**WHAT YOU SHOULD DO:** Scan the records and identify every line in which the string "text" occurs, then return those lines.

**SOURCE DATA:**
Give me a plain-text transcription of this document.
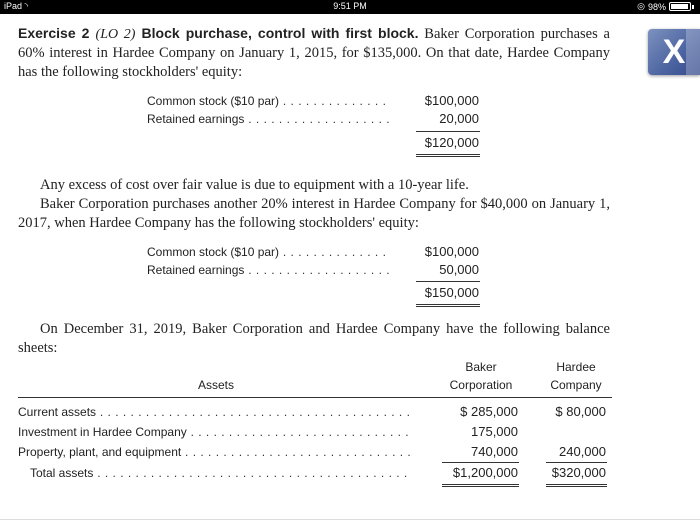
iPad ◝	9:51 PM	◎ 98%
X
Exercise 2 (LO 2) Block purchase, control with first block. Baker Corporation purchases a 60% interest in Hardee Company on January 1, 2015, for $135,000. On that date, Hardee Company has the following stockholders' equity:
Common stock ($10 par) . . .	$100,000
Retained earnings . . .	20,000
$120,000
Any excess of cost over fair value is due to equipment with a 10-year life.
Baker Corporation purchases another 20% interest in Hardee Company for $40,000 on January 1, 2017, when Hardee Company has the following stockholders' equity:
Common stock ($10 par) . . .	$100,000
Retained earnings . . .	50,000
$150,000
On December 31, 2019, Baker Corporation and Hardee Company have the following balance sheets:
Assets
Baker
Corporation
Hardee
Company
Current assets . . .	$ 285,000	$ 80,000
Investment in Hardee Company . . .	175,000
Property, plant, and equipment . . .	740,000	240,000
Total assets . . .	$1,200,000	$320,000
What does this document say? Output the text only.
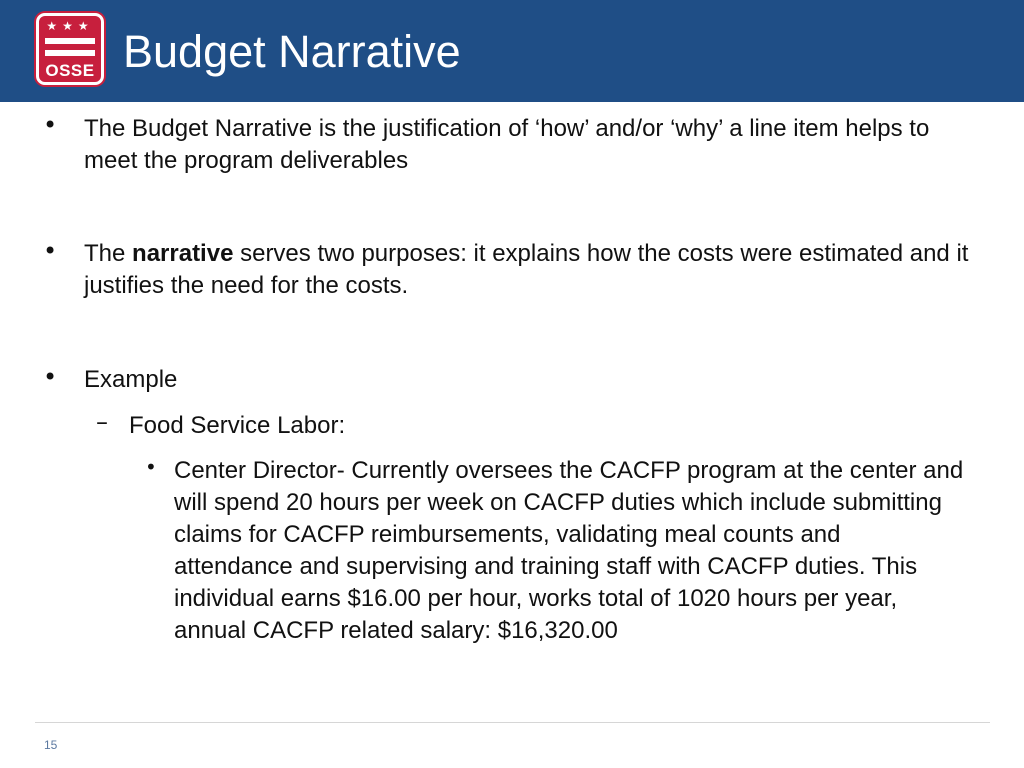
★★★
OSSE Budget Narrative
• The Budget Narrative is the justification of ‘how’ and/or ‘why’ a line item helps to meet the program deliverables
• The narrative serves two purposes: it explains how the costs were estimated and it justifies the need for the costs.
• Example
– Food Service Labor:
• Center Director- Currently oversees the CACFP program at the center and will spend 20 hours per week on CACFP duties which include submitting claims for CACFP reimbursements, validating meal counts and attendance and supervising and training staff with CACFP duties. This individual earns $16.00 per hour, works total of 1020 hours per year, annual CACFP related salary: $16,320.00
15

**EXERCISE OUTPUT:**
Give me a plain-text transcription of this document.
What does this document say? Output the text only.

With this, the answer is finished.